### Short exercise
Copy all entries without alteration and skip the pictures they hold.

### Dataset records
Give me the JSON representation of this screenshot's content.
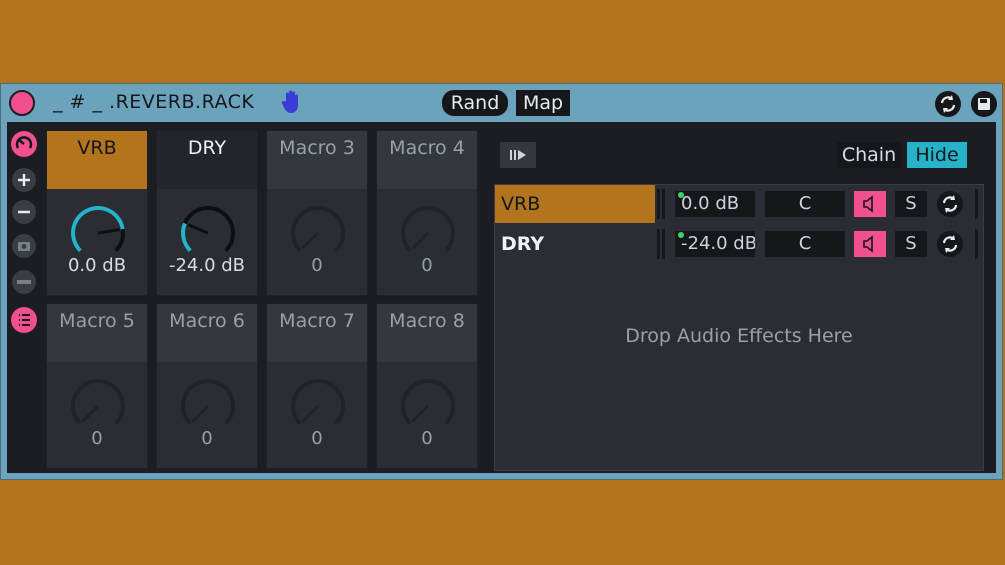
{
  "window": {
    "title": "_ # _ .REVERB.RACK"
  },
  "toolbar": {
    "rand_label": "Rand",
    "map_label": "Map"
  },
  "colors": {
    "accent": "#b2741d",
    "power": "#f0508c",
    "knob_active": "#26b3c9",
    "panel": "#1b1d22"
  },
  "macros": [
    {
      "label": "VRB",
      "value": "0.0 dB",
      "state": "active",
      "knob_level": 0.8
    },
    {
      "label": "DRY",
      "value": "-24.0 dB",
      "state": "lit",
      "knob_level": 0.25
    },
    {
      "label": "Macro 3",
      "value": "0",
      "state": "off",
      "knob_level": 0
    },
    {
      "label": "Macro 4",
      "value": "0",
      "state": "off",
      "knob_level": 0
    },
    {
      "label": "Macro 5",
      "value": "0",
      "state": "off",
      "knob_level": 0
    },
    {
      "label": "Macro 6",
      "value": "0",
      "state": "off",
      "knob_level": 0
    },
    {
      "label": "Macro 7",
      "value": "0",
      "state": "off",
      "knob_level": 0
    },
    {
      "label": "Macro 8",
      "value": "0",
      "state": "off",
      "knob_level": 0
    }
  ],
  "chain_panel": {
    "chain_label": "Chain",
    "hide_label": "Hide",
    "chains": [
      {
        "name": "VRB",
        "volume": "0.0 dB",
        "pan": "C",
        "solo": "S",
        "selected": true
      },
      {
        "name": "DRY",
        "volume": "-24.0 dB",
        "pan": "C",
        "solo": "S",
        "selected": false
      }
    ],
    "drop_text": "Drop Audio Effects Here"
  },
  "icons": {
    "title_hand": "hand-icon",
    "header_right": [
      "sync-icon",
      "save-icon"
    ],
    "sidebar": [
      "macro-knob-icon",
      "add-icon",
      "remove-icon",
      "camera-icon",
      "minus-bar-icon",
      "list-icon"
    ]
  }
}
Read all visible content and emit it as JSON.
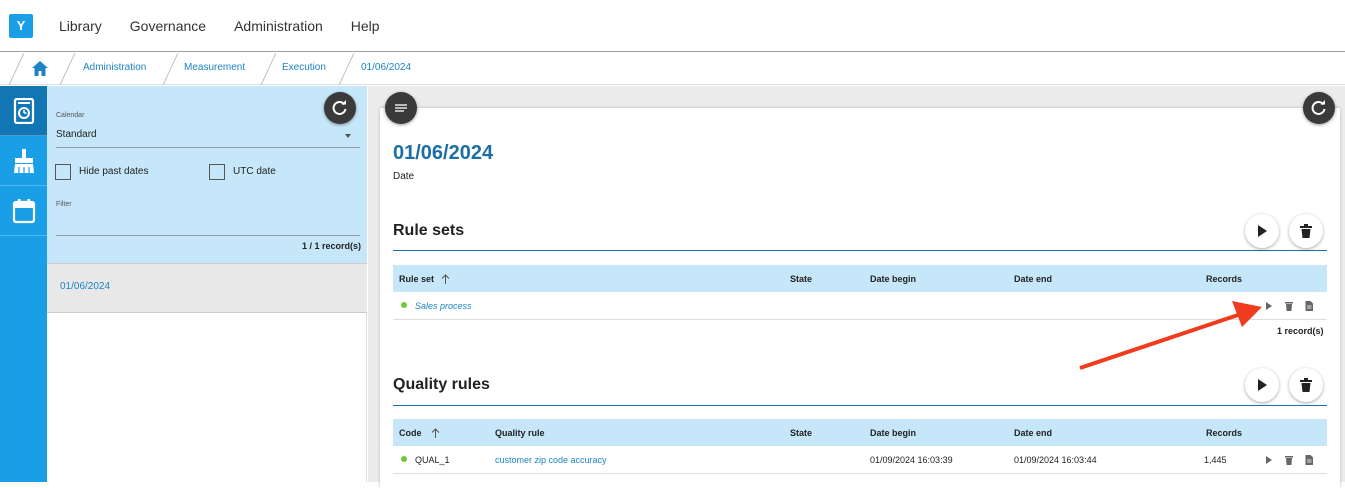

### Complete output
Give me the JSON representation of this screenshot's content.
{
  "window": {
    "title": "_ # _ .REVERB.RACK"
  },
  "toolbar": {
    "rand_label": "Rand",
    "map_label": "Map"
  },
  "colors": {
    "accent": "#b2741d",
    "power": "#f0508c",
    "knob_active": "#26b3c9",
    "panel": "#1b1d22"
  },
  "macros": [
    {
      "label": "VRB",
      "value": "0.0 dB",
      "state": "active",
      "knob_level": 0.8
    },
    {
      "label": "DRY",
      "value": "-24.0 dB",
      "state": "lit",
      "knob_level": 0.25
    },
    {
      "label": "Macro 3",
      "value": "0",
      "state": "off",
      "knob_level": 0
    },
    {
      "label": "Macro 4",
      "value": "0",
      "state": "off",
      "knob_level": 0
    },
    {
      "label": "Macro 5",
      "value": "0",
      "state": "off",
      "knob_level": 0
    },
    {
      "label": "Macro 6",
      "value": "0",
      "state": "off",
      "knob_level": 0
    },
    {
      "label": "Macro 7",
      "value": "0",
      "state": "off",
      "knob_level": 0
    },
    {
      "label": "Macro 8",
      "value": "0",
      "state": "off",
      "knob_level": 0
    }
  ],
  "chain_panel": {
    "chain_label": "Chain",
    "hide_label": "Hide",
    "chains": [
      {
        "name": "VRB",
        "volume": "0.0 dB",
        "pan": "C",
        "solo": "S",
        "selected": true
      },
      {
        "name": "DRY",
        "volume": "-24.0 dB",
        "pan": "C",
        "solo": "S",
        "selected": false
      }
    ],
    "drop_text": "Drop Audio Effects Here"
  },
  "icons": {
    "title_hand": "hand-icon",
    "header_right": [
      "sync-icon",
      "save-icon"
    ],
    "sidebar": [
      "macro-knob-icon",
      "add-icon",
      "remove-icon",
      "camera-icon",
      "minus-bar-icon",
      "list-icon"
    ]
  }
}
Read all visible content and emit it as JSON.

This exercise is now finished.